> **RECORDS TO PROCESS**:

--- Start ---

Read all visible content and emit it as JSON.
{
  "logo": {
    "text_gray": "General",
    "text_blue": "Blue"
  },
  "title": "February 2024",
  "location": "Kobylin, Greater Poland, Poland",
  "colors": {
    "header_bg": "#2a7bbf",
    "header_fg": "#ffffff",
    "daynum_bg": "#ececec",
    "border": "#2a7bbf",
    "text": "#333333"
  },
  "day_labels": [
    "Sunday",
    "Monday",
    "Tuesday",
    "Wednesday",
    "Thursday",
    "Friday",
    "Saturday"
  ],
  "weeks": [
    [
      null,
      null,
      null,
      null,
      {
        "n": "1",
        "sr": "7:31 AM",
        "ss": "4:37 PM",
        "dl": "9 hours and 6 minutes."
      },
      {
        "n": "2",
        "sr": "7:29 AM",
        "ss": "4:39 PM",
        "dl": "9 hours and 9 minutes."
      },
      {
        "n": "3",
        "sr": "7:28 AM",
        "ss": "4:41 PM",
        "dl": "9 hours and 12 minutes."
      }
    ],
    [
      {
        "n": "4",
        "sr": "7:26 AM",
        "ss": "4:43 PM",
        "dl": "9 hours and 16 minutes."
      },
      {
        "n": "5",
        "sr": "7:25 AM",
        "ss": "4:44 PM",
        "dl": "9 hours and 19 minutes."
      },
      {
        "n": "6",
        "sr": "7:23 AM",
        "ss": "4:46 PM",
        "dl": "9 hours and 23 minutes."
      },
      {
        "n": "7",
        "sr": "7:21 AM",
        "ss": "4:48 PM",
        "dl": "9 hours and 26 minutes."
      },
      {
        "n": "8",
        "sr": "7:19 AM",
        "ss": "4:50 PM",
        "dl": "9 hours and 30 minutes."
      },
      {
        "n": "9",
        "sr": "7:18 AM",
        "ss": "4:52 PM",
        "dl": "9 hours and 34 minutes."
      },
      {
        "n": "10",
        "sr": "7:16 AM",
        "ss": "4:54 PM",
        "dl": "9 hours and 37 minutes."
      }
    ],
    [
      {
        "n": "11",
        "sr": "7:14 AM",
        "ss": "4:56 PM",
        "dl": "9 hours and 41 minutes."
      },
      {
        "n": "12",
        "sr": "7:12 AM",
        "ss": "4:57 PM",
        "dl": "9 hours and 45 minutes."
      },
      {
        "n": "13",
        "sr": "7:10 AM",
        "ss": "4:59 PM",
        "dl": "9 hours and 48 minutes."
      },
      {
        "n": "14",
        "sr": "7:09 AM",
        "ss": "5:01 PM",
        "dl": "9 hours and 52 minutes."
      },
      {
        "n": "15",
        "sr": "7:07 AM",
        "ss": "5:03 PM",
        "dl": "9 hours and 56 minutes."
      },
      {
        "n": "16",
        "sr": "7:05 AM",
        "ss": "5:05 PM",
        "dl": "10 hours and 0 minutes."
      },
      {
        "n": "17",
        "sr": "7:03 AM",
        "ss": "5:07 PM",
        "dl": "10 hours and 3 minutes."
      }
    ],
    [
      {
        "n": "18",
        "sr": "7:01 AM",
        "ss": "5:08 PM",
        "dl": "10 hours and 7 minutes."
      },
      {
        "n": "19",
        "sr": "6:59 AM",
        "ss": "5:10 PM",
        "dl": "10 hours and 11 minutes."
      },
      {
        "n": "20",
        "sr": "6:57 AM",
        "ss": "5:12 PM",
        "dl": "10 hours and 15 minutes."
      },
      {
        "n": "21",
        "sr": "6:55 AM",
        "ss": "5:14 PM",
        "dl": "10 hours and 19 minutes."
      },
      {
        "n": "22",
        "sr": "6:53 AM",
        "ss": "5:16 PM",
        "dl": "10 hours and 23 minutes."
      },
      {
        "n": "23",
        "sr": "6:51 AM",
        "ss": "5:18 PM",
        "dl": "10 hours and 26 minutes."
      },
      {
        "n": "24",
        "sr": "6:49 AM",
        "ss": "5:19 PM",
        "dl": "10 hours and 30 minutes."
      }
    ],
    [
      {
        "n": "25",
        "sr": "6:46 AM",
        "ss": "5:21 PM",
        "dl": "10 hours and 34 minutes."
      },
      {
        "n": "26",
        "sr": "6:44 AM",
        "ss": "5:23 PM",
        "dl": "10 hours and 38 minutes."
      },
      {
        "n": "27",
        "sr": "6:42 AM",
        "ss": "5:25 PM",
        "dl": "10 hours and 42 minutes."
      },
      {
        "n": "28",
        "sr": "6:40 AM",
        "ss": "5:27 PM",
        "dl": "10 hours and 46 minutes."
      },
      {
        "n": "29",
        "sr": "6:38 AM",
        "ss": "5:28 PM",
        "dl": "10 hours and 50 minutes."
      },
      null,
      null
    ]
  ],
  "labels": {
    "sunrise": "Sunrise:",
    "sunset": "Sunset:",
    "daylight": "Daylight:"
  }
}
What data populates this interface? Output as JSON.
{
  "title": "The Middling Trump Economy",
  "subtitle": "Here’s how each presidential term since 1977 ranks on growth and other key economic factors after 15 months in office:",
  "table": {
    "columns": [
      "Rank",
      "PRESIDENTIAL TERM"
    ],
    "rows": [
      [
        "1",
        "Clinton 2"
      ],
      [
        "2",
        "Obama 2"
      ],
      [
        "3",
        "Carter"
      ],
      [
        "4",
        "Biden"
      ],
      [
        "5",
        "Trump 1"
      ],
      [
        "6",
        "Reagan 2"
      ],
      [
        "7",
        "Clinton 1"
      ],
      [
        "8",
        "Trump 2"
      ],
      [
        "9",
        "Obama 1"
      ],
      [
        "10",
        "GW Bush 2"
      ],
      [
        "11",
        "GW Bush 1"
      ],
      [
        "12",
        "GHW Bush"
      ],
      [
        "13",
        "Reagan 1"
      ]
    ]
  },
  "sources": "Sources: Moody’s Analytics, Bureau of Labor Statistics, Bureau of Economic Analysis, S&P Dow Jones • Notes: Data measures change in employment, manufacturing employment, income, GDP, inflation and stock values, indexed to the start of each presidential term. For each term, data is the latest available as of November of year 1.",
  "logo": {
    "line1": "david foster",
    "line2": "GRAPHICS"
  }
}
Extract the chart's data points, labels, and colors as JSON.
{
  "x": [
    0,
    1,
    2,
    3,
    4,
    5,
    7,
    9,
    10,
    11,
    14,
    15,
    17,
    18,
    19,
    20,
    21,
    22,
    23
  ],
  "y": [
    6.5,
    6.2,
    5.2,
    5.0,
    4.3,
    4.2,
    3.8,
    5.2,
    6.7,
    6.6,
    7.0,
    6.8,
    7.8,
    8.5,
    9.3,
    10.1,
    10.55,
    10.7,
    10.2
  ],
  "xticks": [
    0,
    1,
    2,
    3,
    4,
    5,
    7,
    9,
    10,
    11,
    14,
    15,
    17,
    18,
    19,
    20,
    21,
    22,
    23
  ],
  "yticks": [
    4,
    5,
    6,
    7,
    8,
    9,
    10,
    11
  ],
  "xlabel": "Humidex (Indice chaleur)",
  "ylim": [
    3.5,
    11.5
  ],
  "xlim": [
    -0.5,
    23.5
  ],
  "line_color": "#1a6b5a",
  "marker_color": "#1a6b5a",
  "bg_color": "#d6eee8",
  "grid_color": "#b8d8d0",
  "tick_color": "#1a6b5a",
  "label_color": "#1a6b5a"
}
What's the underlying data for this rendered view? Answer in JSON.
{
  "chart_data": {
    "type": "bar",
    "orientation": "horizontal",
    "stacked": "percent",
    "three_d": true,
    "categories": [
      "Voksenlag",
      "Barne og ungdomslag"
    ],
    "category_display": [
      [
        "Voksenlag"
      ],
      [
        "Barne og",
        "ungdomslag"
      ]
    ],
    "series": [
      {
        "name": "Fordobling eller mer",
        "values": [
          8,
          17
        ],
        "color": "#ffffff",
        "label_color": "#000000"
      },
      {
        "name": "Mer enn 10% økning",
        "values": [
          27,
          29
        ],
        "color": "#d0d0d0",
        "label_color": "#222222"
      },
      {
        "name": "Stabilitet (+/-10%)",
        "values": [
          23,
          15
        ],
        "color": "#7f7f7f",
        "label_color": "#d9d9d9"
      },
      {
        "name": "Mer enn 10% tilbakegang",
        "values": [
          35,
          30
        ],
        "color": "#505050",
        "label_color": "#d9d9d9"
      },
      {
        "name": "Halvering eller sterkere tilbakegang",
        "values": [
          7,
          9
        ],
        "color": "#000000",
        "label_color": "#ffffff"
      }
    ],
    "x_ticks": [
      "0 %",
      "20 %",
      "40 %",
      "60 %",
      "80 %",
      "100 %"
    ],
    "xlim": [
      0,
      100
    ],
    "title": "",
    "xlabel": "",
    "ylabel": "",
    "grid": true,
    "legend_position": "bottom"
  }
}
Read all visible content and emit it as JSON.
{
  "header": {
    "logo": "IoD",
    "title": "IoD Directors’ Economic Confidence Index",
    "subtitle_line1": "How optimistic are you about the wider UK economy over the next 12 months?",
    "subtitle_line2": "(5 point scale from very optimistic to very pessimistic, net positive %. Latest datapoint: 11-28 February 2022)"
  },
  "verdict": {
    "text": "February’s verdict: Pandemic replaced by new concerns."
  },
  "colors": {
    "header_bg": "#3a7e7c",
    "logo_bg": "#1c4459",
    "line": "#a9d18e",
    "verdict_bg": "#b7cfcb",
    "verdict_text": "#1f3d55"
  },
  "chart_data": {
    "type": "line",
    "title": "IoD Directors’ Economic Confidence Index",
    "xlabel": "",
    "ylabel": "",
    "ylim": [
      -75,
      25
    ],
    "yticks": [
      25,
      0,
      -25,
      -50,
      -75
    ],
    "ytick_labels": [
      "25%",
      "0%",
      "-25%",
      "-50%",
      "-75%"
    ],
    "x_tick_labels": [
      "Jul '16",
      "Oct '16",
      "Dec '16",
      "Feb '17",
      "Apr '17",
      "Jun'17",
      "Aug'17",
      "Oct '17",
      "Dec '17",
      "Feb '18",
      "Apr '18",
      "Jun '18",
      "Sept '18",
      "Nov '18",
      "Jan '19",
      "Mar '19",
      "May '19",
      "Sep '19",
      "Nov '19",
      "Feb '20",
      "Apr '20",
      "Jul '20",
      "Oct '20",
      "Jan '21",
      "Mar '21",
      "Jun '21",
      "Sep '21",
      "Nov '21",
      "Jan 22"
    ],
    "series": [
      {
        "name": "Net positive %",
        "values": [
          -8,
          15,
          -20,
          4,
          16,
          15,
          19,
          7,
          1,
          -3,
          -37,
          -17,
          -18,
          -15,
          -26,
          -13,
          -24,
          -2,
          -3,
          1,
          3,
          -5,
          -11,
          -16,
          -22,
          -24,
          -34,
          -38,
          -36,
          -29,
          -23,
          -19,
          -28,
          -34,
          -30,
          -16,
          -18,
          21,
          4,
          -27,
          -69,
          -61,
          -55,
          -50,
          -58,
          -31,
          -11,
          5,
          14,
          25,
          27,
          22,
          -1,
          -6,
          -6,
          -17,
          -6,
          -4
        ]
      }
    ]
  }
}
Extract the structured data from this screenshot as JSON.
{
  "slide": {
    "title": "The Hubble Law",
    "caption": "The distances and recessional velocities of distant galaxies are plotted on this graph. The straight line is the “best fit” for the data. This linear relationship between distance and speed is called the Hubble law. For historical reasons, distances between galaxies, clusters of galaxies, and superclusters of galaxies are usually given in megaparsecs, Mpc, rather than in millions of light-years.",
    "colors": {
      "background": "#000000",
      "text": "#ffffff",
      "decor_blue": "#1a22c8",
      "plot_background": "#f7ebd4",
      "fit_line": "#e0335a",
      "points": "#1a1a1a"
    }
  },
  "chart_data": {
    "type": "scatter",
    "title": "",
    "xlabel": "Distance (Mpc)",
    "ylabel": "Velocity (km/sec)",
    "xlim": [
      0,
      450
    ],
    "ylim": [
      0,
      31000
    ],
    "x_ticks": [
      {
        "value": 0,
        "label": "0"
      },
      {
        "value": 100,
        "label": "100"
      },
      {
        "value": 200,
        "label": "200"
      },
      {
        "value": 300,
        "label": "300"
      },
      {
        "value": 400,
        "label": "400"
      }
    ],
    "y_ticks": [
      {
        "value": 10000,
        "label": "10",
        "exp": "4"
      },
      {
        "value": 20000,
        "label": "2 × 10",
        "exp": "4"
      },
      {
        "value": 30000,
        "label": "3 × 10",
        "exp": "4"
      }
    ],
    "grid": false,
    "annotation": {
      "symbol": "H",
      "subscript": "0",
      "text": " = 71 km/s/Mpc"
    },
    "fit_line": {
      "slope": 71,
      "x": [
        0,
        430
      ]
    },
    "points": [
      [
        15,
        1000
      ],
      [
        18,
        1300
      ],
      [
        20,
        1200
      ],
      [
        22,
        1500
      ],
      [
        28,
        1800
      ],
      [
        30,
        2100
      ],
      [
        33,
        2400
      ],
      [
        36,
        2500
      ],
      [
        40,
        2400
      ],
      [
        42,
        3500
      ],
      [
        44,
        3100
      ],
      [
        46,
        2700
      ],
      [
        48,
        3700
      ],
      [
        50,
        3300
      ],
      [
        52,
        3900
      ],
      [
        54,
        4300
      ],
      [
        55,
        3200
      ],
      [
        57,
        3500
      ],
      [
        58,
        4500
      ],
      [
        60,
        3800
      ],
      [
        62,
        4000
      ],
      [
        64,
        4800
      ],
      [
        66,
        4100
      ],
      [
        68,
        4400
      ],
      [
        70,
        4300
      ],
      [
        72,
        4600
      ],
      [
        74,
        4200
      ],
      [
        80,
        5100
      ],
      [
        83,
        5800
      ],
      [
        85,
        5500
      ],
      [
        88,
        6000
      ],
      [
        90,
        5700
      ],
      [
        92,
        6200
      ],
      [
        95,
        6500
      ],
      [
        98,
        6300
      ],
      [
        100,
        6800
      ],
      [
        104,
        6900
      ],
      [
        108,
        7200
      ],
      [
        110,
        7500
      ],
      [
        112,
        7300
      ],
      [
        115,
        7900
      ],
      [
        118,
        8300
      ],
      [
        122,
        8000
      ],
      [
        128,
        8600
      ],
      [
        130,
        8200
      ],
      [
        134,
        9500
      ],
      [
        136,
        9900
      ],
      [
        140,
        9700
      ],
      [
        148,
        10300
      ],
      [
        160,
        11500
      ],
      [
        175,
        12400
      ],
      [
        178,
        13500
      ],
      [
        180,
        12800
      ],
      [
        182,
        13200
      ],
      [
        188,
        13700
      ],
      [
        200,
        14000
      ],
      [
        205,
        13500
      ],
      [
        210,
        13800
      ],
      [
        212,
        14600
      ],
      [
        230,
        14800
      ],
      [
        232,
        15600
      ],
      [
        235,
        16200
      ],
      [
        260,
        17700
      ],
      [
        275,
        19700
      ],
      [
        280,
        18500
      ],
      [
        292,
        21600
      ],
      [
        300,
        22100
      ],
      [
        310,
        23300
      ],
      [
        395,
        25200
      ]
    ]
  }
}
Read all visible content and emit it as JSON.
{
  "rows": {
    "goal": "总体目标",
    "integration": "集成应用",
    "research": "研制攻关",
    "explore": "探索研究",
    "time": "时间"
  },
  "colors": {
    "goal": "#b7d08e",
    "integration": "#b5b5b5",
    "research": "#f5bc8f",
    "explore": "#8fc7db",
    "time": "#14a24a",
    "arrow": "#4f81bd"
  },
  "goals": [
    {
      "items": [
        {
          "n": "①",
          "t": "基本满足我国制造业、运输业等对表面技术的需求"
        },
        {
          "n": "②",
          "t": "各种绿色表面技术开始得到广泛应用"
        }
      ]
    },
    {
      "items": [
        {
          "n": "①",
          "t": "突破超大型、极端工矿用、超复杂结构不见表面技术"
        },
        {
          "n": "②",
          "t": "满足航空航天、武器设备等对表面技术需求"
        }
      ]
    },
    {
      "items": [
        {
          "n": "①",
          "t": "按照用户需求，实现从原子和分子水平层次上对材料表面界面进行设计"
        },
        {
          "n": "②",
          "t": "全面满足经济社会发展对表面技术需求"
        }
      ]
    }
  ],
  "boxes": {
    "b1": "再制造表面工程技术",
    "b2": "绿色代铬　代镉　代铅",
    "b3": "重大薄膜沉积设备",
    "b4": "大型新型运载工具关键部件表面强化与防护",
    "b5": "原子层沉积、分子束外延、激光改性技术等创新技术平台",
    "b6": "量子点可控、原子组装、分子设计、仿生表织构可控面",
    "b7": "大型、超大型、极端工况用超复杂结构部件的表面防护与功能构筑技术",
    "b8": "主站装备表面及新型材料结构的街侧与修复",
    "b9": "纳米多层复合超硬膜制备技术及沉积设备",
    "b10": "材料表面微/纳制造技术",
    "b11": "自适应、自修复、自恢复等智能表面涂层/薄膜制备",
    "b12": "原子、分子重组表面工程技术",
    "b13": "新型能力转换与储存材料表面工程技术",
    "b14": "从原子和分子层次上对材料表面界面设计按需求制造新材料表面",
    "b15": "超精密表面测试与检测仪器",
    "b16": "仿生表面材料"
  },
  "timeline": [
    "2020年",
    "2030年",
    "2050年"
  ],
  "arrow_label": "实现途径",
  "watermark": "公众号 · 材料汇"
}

--- End ---

> **CHALLENGE**: Give nothing but the number of lines containing the string "each".

> **EXPECTED ANSWER**: 2